Dataset entries:
--- --- ---

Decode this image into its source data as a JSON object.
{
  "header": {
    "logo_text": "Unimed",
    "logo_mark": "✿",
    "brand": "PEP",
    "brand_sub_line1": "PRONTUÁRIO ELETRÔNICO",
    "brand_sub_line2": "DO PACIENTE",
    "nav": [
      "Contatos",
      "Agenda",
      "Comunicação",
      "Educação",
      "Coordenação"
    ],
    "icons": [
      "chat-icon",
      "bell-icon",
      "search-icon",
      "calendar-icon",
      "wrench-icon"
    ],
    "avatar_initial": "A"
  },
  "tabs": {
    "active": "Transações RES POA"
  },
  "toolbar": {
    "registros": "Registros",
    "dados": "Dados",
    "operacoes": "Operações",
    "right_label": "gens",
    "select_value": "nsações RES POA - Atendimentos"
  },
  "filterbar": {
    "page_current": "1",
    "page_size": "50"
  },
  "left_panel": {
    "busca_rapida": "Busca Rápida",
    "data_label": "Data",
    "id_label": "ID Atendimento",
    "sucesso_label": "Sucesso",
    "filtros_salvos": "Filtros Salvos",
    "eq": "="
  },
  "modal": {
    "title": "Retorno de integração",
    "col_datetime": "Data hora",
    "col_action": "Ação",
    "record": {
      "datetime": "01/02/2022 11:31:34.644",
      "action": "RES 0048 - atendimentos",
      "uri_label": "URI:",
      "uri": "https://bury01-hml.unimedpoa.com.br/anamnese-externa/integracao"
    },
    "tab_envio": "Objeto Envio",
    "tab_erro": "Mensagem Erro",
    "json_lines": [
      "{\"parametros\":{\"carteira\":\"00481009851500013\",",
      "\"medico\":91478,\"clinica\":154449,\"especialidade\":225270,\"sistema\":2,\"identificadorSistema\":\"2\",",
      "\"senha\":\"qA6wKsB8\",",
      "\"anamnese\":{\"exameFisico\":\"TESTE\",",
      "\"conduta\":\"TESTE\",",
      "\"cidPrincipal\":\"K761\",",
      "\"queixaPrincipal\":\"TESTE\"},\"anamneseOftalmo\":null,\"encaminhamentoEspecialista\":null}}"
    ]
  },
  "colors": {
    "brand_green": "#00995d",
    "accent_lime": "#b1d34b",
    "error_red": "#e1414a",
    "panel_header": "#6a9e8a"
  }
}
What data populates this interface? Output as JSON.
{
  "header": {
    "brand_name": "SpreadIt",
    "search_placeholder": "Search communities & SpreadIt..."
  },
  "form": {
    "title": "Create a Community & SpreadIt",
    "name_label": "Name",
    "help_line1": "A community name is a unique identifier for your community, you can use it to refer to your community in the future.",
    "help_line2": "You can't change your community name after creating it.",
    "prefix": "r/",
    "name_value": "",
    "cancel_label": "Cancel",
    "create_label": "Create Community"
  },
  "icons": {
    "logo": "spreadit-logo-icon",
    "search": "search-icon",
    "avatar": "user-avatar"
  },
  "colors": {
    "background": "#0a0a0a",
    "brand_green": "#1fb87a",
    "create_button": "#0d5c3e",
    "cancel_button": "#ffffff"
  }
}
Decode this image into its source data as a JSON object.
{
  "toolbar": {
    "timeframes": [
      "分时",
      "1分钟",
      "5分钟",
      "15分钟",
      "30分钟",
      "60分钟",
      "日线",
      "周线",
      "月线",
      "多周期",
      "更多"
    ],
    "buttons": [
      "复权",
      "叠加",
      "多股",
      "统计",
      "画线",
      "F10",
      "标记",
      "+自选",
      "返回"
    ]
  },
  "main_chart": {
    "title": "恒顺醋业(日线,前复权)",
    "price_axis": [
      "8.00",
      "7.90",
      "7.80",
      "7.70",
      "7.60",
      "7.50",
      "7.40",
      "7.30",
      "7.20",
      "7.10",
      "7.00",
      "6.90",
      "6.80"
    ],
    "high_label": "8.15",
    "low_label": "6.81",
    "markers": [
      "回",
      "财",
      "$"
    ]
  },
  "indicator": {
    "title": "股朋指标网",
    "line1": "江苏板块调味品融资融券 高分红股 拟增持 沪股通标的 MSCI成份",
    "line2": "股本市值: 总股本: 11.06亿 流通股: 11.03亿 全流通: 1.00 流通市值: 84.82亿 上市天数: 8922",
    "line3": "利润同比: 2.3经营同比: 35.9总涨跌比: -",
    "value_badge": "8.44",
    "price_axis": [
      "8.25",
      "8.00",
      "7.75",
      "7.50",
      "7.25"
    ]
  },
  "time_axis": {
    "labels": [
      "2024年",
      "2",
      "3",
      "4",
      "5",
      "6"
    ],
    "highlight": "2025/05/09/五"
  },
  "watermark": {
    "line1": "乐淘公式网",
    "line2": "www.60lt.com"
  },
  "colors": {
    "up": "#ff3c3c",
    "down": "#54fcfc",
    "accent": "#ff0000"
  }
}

--- --- ---

Goal: All of the data must be returned exactly.

Exercise output:
Decode this image into its source data as a JSON object.
{
  "header": {
    "logo_text": "Unimed",
    "logo_mark": "✿",
    "brand": "PEP",
    "brand_sub_line1": "PRONTUÁRIO ELETRÔNICO",
    "brand_sub_line2": "DO PACIENTE",
    "nav": [
      "Contatos",
      "Agenda",
      "Comunicação",
      "Educação",
      "Coordenação"
    ],
    "icons": [
      "chat-icon",
      "bell-icon",
      "search-icon",
      "calendar-icon",
      "wrench-icon"
    ],
    "avatar_initial": "A"
  },
  "tabs": {
    "active": "Transações RES POA"
  },
  "toolbar": {
    "registros": "Registros",
    "dados": "Dados",
    "operacoes": "Operações",
    "right_label": "gens",
    "select_value": "nsações RES POA - Atendimentos"
  },
  "filterbar": {
    "page_current": "1",
    "page_size": "50"
  },
  "left_panel": {
    "busca_rapida": "Busca Rápida",
    "data_label": "Data",
    "id_label": "ID Atendimento",
    "sucesso_label": "Sucesso",
    "filtros_salvos": "Filtros Salvos",
    "eq": "="
  },
  "modal": {
    "title": "Retorno de integração",
    "col_datetime": "Data hora",
    "col_action": "Ação",
    "record": {
      "datetime": "01/02/2022 11:31:34.644",
      "action": "RES 0048 - atendimentos",
      "uri_label": "URI:",
      "uri": "https://bury01-hml.unimedpoa.com.br/anamnese-externa/integracao"
    },
    "tab_envio": "Objeto Envio",
    "tab_erro": "Mensagem Erro",
    "json_lines": [
      "{\"parametros\":{\"carteira\":\"00481009851500013\",",
      "\"medico\":91478,\"clinica\":154449,\"especialidade\":225270,\"sistema\":2,\"identificadorSistema\":\"2\",",
      "\"senha\":\"qA6wKsB8\",",
      "\"anamnese\":{\"exameFisico\":\"TESTE\",",
      "\"conduta\":\"TESTE\",",
      "\"cidPrincipal\":\"K761\",",
      "\"queixaPrincipal\":\"TESTE\"},\"anamneseOftalmo\":null,\"encaminhamentoEspecialista\":null}}"
    ]
  },
  "colors": {
    "brand_green": "#00995d",
    "accent_lime": "#b1d34b",
    "error_red": "#e1414a",
    "panel_header": "#6a9e8a"
  }
}
What data populates this interface? Output as JSON.
{
  "header": {
    "brand_name": "SpreadIt",
    "search_placeholder": "Search communities & SpreadIt..."
  },
  "form": {
    "title": "Create a Community & SpreadIt",
    "name_label": "Name",
    "help_line1": "A community name is a unique identifier for your community, you can use it to refer to your community in the future.",
    "help_line2": "You can't change your community name after creating it.",
    "prefix": "r/",
    "name_value": "",
    "cancel_label": "Cancel",
    "create_label": "Create Community"
  },
  "icons": {
    "logo": "spreadit-logo-icon",
    "search": "search-icon",
    "avatar": "user-avatar"
  },
  "colors": {
    "background": "#0a0a0a",
    "brand_green": "#1fb87a",
    "create_button": "#0d5c3e",
    "cancel_button": "#ffffff"
  }
}
Decode this image into its source data as a JSON object.
{
  "toolbar": {
    "timeframes": [
      "分时",
      "1分钟",
      "5分钟",
      "15分钟",
      "30分钟",
      "60分钟",
      "日线",
      "周线",
      "月线",
      "多周期",
      "更多"
    ],
    "buttons": [
      "复权",
      "叠加",
      "多股",
      "统计",
      "画线",
      "F10",
      "标记",
      "+自选",
      "返回"
    ]
  },
  "main_chart": {
    "title": "恒顺醋业(日线,前复权)",
    "price_axis": [
      "8.00",
      "7.90",
      "7.80",
      "7.70",
      "7.60",
      "7.50",
      "7.40",
      "7.30",
      "7.20",
      "7.10",
      "7.00",
      "6.90",
      "6.80"
    ],
    "high_label": "8.15",
    "low_label": "6.81",
    "markers": [
      "回",
      "财",
      "$"
    ]
  },
  "indicator": {
    "title": "股朋指标网",
    "line1": "江苏板块调味品融资融券 高分红股 拟增持 沪股通标的 MSCI成份",
    "line2": "股本市值: 总股本: 11.06亿 流通股: 11.03亿 全流通: 1.00 流通市值: 84.82亿 上市天数: 8922",
    "line3": "利润同比: 2.3经营同比: 35.9总涨跌比: -",
    "value_badge": "8.44",
    "price_axis": [
      "8.25",
      "8.00",
      "7.75",
      "7.50",
      "7.25"
    ]
  },
  "time_axis": {
    "labels": [
      "2024年",
      "2",
      "3",
      "4",
      "5",
      "6"
    ],
    "highlight": "2025/05/09/五"
  },
  "watermark": {
    "line1": "乐淘公式网",
    "line2": "www.60lt.com"
  },
  "colors": {
    "up": "#ff3c3c",
    "down": "#54fcfc",
    "accent": "#ff0000"
  }
}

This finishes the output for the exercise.